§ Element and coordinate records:
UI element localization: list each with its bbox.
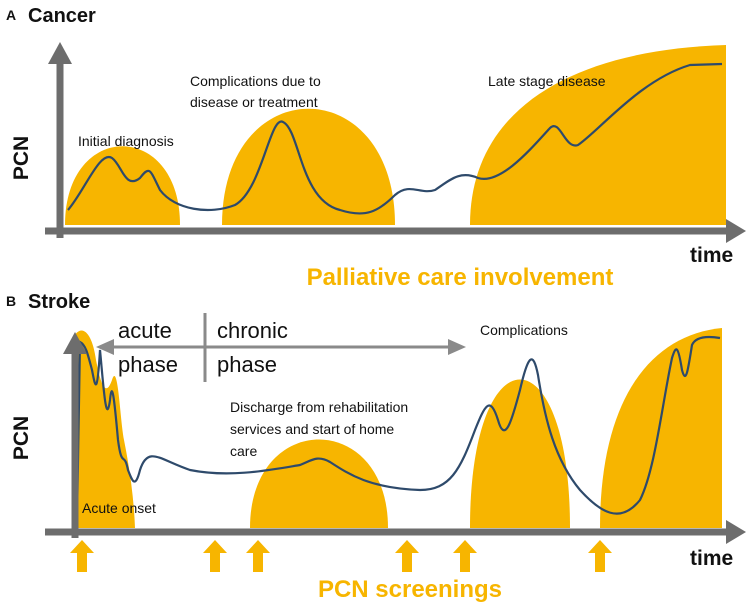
y-axis-label: PCN xyxy=(10,416,33,460)
caption: PCN screenings xyxy=(318,576,502,603)
hump xyxy=(470,45,726,225)
axis-arrowhead xyxy=(48,42,72,64)
axis-arrowhead xyxy=(63,332,87,354)
phase-label: phase xyxy=(217,352,277,377)
hump xyxy=(470,379,570,528)
annotation: Late stage disease xyxy=(488,73,606,89)
annotation: Complications due to xyxy=(190,73,321,89)
hump xyxy=(222,108,395,225)
annotation: disease or treatment xyxy=(190,94,318,110)
screening-arrows xyxy=(70,540,612,572)
caption: Palliative care involvement xyxy=(307,264,614,291)
x-axis-label: time xyxy=(690,547,733,570)
axis-arrowhead xyxy=(726,520,746,544)
x-axis-label: time xyxy=(690,244,733,267)
annotation: services and start of home xyxy=(230,421,394,437)
hump xyxy=(600,328,722,528)
panel-label: B xyxy=(6,293,16,309)
screening-arrow xyxy=(588,540,612,572)
annotation: Initial diagnosis xyxy=(78,133,174,149)
screening-arrow xyxy=(453,540,477,572)
annotation: Discharge from rehabilitation xyxy=(230,399,408,415)
panel-title: Stroke xyxy=(28,291,90,313)
y-axis-label: PCN xyxy=(10,136,33,180)
axis-arrowhead xyxy=(726,219,746,243)
screening-arrow xyxy=(70,540,94,572)
annotation: Acute onset xyxy=(82,500,156,516)
screening-arrow xyxy=(246,540,270,572)
hump xyxy=(72,330,135,528)
phase-label: phase xyxy=(118,352,178,377)
pcn-curve xyxy=(67,62,723,215)
hump xyxy=(65,146,180,225)
annotation: Complications xyxy=(480,322,568,338)
hump xyxy=(250,439,388,528)
phase-label: chronic xyxy=(217,318,288,343)
screening-arrow xyxy=(203,540,227,572)
screening-arrow xyxy=(395,540,419,572)
panel-label: A xyxy=(6,7,16,23)
panel-title: Cancer xyxy=(28,5,96,27)
phase-label: acute xyxy=(118,318,172,343)
annotation: care xyxy=(230,443,257,459)
pcn-curve xyxy=(75,335,721,521)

§ TASK DESCRIPTION: Copy the entries word for word, starting at the line containing "y-axis-label: PCN xyxy=(10,416,33,460)" and ending after the line containing "screening-arrow xyxy=(453,540,477,572)".

§ OUTPUT OF THE TASK:
y-axis-label: PCN xyxy=(10,416,33,460)
caption: PCN screenings xyxy=(318,576,502,603)
hump xyxy=(470,45,726,225)
axis-arrowhead xyxy=(48,42,72,64)
axis-arrowhead xyxy=(63,332,87,354)
phase-label: phase xyxy=(217,352,277,377)
hump xyxy=(470,379,570,528)
annotation: Late stage disease xyxy=(488,73,606,89)
annotation: Complications due to xyxy=(190,73,321,89)
hump xyxy=(222,108,395,225)
annotation: disease or treatment xyxy=(190,94,318,110)
screening-arrows xyxy=(70,540,612,572)
caption: Palliative care involvement xyxy=(307,264,614,291)
x-axis-label: time xyxy=(690,547,733,570)
axis-arrowhead xyxy=(726,520,746,544)
x-axis-label: time xyxy=(690,244,733,267)
annotation: services and start of home xyxy=(230,421,394,437)
hump xyxy=(600,328,722,528)
panel-label: B xyxy=(6,293,16,309)
screening-arrow xyxy=(588,540,612,572)
annotation: Initial diagnosis xyxy=(78,133,174,149)
screening-arrow xyxy=(453,540,477,572)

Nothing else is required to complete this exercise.